**Extract to read:**
- - -

Using a similar methodology from AAF’s past work where we sorted the least efficient coal power plants in the nation and then determined which states would be most affected, AAF now predicts at least 66 coal-fired power plants will close because of the CPP. The average generation for these facilities is 514 MW and their average emissions rate (pounds of carbon dioxide output per megawatt hour) is 2,708. Compare that emissions rate to EPA’s 2030 average goal for the entire U.S.: 1,077. This disparity between the 2030 benchmark and the emissions rate of the least efficient plants explains why these 66 facilities will likely be the first to go.

These figures shouldn’t be too surprising. The hit that local communities in the south and Midwest have taken, in part due to EPA regulations, is staggering. The following charts display recent trends in state coal power plant and coal mining jobs across the U.S.

In West Virginia (1,318 lost jobs), Kentucky (705 lost jobs), Pennsylvania (1,096 lost jobs), and Ohio (1,395 lost jobs), fossil-fired generation employment fell by more than 4,500 workers from 2008 to 2014. The news is even bleaker for Kentucky, as it has also lost 6,333 coal mining jobs during this period or 37 percent of the state’s coal industry. Overall, U.S. coal mining has shed more than 8,900 jobs since 2008. Combine coal extraction losses with coal generation declines nationwide and the coal industry has lost more than 47,500 jobs already, with the promise of more to come by 2030.

- - -

**The data:**
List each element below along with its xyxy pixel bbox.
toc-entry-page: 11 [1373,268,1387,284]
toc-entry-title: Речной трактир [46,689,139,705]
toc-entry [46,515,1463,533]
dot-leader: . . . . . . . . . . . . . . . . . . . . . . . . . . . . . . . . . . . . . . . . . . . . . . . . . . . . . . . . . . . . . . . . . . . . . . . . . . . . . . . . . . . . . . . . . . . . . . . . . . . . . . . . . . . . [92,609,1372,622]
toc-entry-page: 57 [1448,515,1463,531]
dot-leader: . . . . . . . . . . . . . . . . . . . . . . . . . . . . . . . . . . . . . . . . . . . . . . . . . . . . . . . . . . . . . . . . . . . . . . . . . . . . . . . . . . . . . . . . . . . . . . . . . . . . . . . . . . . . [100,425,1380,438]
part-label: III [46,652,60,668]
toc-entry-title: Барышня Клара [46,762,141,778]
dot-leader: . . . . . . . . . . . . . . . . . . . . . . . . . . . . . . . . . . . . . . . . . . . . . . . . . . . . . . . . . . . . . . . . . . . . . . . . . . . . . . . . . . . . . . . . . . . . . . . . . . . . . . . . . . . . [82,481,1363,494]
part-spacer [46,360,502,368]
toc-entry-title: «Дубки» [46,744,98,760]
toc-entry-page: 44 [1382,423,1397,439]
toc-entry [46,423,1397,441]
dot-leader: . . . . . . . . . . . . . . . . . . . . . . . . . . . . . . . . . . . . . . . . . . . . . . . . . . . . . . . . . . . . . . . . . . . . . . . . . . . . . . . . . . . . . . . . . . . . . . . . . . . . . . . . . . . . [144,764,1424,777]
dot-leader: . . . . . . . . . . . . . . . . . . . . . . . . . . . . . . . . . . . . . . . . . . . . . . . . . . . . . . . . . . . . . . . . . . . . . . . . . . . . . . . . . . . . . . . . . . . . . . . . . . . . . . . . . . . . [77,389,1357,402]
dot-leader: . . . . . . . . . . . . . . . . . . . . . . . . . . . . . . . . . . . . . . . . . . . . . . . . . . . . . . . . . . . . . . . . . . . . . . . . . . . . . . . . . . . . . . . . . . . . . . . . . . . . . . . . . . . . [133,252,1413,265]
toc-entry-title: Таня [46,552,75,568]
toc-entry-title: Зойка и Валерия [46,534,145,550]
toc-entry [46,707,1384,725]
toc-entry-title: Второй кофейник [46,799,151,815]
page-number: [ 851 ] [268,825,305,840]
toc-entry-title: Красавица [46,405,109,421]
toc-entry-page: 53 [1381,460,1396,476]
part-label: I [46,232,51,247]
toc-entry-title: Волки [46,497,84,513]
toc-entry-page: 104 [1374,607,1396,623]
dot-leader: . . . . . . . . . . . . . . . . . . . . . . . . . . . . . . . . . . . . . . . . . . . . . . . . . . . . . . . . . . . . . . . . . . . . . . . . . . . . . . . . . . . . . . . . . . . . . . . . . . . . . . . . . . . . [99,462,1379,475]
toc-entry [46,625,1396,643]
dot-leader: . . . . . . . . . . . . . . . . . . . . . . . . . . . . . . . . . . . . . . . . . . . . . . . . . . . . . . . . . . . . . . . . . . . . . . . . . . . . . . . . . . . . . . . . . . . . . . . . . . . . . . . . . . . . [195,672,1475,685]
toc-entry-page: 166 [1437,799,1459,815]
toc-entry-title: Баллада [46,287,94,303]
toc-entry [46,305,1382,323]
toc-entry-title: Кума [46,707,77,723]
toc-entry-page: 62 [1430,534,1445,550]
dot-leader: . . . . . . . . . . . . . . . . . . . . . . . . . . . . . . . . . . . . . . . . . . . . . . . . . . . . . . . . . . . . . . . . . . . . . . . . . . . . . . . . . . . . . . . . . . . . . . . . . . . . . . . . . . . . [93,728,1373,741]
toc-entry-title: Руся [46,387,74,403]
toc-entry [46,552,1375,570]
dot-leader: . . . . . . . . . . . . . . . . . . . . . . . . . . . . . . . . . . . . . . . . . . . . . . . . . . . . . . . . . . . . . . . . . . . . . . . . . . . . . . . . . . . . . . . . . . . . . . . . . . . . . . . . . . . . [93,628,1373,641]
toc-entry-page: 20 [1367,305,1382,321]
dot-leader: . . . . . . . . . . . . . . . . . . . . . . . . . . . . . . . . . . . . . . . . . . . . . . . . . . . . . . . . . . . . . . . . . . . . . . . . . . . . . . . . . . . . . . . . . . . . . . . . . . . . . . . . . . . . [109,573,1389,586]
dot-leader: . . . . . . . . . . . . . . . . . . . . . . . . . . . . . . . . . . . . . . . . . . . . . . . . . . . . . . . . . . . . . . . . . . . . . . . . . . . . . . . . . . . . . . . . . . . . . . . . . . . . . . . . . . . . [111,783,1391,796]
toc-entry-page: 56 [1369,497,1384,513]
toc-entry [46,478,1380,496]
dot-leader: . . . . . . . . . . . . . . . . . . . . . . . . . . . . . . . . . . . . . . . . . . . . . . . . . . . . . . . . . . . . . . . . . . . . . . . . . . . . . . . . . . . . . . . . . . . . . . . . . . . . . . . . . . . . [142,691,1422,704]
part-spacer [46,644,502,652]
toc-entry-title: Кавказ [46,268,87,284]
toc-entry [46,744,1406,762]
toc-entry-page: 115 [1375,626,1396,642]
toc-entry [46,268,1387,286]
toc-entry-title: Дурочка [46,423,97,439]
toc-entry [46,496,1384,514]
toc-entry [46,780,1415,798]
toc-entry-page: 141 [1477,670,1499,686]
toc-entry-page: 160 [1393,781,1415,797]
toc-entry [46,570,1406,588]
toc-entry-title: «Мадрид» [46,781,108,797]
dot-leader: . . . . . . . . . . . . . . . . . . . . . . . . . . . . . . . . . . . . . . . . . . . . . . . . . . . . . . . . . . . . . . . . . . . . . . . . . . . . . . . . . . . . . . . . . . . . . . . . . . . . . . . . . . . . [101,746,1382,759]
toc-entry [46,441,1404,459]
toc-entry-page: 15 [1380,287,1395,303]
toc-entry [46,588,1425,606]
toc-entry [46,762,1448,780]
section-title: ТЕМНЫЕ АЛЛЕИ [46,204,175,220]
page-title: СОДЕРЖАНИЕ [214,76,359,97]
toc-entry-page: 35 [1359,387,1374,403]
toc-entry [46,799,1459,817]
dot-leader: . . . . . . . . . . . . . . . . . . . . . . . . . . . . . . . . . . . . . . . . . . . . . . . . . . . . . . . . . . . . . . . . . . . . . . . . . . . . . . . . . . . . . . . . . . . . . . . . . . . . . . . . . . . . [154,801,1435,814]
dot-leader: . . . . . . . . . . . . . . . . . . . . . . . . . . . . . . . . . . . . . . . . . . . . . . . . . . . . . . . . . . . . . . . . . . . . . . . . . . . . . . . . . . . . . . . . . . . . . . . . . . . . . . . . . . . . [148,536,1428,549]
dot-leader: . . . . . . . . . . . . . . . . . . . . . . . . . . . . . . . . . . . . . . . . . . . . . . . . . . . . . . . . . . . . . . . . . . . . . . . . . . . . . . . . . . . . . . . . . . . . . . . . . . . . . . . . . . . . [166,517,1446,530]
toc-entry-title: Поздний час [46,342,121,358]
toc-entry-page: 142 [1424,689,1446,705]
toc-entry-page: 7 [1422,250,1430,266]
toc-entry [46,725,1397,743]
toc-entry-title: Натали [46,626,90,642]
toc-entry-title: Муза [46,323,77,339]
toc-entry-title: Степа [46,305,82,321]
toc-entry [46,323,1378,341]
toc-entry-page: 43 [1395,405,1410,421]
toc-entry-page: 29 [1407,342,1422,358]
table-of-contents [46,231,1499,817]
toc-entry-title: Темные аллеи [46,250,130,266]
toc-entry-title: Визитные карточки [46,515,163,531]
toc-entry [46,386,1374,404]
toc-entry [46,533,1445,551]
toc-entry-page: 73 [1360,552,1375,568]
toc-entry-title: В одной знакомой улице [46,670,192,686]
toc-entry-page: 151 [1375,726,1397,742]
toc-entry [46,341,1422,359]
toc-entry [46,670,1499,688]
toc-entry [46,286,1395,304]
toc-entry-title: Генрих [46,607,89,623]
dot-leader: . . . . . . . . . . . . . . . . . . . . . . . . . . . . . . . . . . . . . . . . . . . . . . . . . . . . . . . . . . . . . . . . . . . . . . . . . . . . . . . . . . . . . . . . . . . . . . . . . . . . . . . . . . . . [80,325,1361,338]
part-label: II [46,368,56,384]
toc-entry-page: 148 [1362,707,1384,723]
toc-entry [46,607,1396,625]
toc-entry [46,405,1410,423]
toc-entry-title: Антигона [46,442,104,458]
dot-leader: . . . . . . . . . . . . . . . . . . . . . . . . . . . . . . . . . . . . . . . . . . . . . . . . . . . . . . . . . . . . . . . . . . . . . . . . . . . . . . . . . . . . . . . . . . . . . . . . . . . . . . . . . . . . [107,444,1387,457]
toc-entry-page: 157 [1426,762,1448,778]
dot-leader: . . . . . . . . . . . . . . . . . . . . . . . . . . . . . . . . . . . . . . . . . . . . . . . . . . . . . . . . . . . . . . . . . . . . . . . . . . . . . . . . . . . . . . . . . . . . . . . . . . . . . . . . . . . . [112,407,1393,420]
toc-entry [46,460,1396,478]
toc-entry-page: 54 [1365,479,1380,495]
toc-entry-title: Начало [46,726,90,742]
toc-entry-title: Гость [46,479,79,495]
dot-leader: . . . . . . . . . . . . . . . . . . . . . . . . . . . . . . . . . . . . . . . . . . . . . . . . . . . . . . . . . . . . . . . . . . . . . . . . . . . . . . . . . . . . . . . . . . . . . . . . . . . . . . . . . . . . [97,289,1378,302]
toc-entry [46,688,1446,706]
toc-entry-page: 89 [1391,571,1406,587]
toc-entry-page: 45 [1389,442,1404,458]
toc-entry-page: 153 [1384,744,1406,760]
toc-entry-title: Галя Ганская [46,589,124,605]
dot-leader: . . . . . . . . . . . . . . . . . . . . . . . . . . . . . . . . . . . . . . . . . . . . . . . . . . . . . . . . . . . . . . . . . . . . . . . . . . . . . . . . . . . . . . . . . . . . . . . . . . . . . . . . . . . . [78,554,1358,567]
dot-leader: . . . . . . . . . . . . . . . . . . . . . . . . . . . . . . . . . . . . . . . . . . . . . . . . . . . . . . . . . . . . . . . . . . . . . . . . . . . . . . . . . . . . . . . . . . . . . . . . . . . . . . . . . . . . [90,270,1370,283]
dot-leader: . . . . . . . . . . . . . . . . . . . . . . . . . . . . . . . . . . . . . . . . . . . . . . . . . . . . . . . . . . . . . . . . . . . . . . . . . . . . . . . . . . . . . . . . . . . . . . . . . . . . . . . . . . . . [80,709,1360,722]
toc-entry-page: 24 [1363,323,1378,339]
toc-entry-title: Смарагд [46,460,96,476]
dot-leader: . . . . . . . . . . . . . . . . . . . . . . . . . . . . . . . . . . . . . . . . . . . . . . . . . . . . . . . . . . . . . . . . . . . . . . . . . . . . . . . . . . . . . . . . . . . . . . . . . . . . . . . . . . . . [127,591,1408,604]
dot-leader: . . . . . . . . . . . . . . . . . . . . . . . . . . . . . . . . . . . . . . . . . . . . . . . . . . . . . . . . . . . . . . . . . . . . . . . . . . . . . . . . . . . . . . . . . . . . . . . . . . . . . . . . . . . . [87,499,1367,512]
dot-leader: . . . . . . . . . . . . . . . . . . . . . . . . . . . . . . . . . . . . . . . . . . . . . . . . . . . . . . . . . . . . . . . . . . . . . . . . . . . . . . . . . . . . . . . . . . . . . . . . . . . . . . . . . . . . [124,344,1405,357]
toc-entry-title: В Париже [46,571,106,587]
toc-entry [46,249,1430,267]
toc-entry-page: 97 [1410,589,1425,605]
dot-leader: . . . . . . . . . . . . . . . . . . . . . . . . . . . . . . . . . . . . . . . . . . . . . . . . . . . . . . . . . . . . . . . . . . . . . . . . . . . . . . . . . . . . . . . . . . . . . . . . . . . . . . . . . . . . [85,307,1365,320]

- - -

**Activities:**
**a)** Quote the passage on coal industry losses word for word, everything from "In West Virginia" down to "come by 2030.".
**b)** According to the passage on coal industry losses, how many coal mining jobs did Kentucky lose?
**c)** Carry on the passage on coal industry losses from the point where it stops.
The material plays no part in this work and can be set aside.

**Exercise responses:**
**a)**
In West Virginia (1,318 lost jobs), Kentucky (705 lost jobs), Pennsylvania (1,096 lost jobs), and Ohio (1,395 lost jobs), fossil-fired generation employment fell by more than 4,500 workers from 2008 to 2014. The news is even bleaker for Kentucky, as it has also lost 6,333 coal mining jobs during this period or 37 percent of the state’s coal industry. Overall, U.S. coal mining has shed more than 8,900 jobs since 2008. Combine coal extraction losses with coal generation declines nationwide and the coal industry has lost more than 47,500 jobs already, with the promise of more to come by 2030.

**b)** Kentucky lost 6,333 coal mining jobs, or 37 percent of the state's coal industry.

**c)**
These troubling figures are also static, one-time snapshots at industry employment. They hardly capture the true economic costs to the region and the local community of losing so many jobs so quickly. The PricewaterhouseCoopers study implying that one energy jobs supports 3.7 additional jobs hints at the total economic damage, but remaking an entire industry in one administration is no small feat.

Best Estimates?

Much of the debate surrounding the plan has focused on EPA’s incredible annual benefit figure, compared to its still significant cost. Juxtaposed, it seems difficult to dismiss EPA’s estimated benefits, but that assumes the agency’s estimates translate into reality. Too often in the past, EPA’s initial benefit figures fail to materialize.

Take EPA’s toxic air pollution rule for power plants, which was recently remanded by the U.S. Supreme Court. In its original projections for coal-fired capacity, it estimated by 2013 the industry would generate 341,000 MW of power. What actually happened? The graph below compares EPA’s projected coal generation output (the purple line), with actual data from the Energy Information Administration (EIA).

In sum, EPA projections were not close. By 2013, EPA’s was 12,000 MW off from the actual result. If EPA were accurate, today’s coal plants would produce 339,000 MW of electricity. It doesn’t. It will produce approximately 315,000, according to EIA data.

EPA’s toxics air pollution projections missed the mark, but what happens if the agency’s estimates for the CPP are also erroneous? The graph below tracks the EIA projected trend (red line) for coal generation between 2011 and 2030 without the rule. The green lines represents EPA’s projected generation under the rule. The blue line represents where EPA expects coal generation by 2030. The yellow line reflects the same “error rate” from EPA’s projection in its toxics air pollution rule.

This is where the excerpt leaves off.